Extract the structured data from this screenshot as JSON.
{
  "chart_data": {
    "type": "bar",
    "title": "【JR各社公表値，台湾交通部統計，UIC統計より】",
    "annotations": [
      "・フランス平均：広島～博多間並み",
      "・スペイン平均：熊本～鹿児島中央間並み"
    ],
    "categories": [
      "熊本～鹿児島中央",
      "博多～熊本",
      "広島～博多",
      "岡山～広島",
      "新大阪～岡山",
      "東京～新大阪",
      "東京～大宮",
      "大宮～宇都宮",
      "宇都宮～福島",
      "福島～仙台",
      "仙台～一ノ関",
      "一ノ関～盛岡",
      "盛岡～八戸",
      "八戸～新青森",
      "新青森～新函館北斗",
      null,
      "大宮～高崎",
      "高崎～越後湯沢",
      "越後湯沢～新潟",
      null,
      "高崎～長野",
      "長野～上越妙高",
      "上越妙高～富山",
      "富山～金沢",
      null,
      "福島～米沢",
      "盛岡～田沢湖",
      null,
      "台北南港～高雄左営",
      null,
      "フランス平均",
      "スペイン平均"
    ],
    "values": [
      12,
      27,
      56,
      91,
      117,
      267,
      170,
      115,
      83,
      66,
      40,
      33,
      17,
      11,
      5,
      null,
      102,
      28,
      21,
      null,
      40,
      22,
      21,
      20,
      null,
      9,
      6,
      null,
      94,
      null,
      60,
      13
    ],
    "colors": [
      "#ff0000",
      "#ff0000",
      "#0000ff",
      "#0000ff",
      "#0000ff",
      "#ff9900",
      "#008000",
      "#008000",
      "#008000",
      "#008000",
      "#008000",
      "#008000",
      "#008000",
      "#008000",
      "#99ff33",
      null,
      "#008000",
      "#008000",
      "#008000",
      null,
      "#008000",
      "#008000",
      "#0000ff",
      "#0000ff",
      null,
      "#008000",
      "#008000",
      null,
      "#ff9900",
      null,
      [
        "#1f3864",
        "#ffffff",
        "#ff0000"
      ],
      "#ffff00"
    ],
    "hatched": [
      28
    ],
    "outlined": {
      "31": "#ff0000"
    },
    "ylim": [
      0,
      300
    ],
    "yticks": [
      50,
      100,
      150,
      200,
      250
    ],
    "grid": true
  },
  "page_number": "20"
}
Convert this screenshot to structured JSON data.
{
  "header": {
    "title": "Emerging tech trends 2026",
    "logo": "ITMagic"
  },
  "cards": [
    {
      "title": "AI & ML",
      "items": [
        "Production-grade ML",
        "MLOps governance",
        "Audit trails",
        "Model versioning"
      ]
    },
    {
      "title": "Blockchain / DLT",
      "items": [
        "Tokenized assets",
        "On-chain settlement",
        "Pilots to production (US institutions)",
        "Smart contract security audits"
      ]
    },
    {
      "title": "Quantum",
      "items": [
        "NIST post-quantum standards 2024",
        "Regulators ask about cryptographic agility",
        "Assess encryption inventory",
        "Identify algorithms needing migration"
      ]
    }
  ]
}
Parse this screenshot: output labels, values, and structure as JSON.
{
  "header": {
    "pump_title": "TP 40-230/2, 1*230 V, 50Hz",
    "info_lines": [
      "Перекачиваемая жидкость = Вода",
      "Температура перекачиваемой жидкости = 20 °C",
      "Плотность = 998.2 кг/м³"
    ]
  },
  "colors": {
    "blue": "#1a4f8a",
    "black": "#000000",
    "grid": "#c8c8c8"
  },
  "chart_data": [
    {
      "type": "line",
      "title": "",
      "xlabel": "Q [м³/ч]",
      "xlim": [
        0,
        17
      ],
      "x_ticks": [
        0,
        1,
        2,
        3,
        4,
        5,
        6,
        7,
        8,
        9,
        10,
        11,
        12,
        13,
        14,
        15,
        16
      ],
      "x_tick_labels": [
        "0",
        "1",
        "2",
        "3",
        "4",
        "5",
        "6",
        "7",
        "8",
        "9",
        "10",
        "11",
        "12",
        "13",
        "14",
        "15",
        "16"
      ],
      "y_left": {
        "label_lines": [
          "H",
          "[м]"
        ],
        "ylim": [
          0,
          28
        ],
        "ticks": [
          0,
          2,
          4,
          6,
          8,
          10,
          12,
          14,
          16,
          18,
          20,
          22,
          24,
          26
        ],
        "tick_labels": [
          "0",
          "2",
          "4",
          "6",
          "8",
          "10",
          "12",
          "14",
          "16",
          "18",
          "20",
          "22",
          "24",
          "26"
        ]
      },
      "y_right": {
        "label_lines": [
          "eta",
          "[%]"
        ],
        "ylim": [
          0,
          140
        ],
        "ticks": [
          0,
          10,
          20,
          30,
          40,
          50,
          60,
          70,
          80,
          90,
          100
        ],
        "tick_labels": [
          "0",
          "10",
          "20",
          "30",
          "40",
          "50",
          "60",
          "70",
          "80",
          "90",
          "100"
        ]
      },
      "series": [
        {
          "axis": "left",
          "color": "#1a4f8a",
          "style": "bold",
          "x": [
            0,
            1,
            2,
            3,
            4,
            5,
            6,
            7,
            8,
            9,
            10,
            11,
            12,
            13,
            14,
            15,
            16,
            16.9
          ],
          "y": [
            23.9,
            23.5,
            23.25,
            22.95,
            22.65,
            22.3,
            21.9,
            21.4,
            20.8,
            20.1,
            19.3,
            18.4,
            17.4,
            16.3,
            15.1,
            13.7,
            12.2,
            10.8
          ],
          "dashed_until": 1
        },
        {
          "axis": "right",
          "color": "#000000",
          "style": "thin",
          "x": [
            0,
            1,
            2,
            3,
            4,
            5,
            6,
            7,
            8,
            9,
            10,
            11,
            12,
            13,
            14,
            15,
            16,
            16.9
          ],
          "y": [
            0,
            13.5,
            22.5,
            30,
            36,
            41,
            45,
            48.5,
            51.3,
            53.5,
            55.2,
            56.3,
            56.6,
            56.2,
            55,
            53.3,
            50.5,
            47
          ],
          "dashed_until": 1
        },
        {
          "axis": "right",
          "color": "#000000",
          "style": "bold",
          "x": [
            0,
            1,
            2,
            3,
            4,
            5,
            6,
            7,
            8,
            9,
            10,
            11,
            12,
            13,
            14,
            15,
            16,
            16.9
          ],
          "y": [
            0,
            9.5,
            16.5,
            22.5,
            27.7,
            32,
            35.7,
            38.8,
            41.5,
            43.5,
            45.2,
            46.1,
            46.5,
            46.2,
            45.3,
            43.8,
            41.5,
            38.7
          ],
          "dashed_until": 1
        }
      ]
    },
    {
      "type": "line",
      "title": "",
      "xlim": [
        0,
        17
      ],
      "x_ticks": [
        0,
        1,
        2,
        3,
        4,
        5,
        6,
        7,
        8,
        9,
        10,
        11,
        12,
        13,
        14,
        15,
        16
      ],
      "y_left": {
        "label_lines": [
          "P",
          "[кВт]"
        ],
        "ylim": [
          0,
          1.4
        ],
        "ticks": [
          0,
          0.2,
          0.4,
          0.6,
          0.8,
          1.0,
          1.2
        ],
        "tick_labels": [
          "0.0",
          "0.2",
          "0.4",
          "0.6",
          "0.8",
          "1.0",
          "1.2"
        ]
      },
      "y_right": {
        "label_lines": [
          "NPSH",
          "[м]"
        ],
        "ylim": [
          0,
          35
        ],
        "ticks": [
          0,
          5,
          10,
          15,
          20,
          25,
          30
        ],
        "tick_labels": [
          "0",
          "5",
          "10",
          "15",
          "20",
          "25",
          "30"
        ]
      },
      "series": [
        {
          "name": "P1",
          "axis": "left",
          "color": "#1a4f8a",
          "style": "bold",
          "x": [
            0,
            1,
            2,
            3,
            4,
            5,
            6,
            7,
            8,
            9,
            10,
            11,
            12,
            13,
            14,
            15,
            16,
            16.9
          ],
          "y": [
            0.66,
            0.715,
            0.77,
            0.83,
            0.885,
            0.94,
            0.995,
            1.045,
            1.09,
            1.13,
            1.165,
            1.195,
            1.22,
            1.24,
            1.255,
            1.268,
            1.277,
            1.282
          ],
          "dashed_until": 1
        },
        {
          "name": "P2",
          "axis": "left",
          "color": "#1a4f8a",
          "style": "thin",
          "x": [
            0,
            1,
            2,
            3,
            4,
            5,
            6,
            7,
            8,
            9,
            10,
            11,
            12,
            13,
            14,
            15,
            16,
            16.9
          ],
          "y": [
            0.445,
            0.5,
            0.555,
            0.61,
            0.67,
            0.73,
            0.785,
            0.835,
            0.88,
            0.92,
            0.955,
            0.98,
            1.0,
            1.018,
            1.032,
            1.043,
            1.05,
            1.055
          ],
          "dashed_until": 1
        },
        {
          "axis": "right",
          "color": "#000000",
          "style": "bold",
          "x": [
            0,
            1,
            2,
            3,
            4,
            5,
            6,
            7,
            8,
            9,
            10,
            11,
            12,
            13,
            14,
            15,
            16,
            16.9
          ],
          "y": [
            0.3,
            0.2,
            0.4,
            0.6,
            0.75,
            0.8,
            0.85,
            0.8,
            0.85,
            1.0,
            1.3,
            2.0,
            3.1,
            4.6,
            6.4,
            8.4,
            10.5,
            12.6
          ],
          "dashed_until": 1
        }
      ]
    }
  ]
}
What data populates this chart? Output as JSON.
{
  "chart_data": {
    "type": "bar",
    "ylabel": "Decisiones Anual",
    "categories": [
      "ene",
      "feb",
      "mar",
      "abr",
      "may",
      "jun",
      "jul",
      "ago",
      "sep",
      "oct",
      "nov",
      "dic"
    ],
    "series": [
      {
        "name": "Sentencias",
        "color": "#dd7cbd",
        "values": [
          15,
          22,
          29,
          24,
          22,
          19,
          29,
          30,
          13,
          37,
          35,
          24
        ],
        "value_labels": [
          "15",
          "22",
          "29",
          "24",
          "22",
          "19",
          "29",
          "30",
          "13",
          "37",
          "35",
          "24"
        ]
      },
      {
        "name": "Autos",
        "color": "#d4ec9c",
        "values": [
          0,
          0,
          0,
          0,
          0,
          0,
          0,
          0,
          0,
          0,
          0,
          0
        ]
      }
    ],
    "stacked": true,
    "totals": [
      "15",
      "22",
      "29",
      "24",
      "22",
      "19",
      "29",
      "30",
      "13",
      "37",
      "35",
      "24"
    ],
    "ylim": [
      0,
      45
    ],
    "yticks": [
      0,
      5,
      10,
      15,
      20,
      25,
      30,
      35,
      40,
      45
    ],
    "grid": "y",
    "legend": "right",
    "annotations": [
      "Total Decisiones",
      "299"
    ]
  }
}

Task prompt:
Report back each line of the entries that holds the string "JSON".

Solution to this problem:
Extract the structured data from this screenshot as JSON.
Convert this screenshot to structured JSON data.
Parse this screenshot: output labels, values, and structure as JSON.
What data populates this chart? Output as JSON.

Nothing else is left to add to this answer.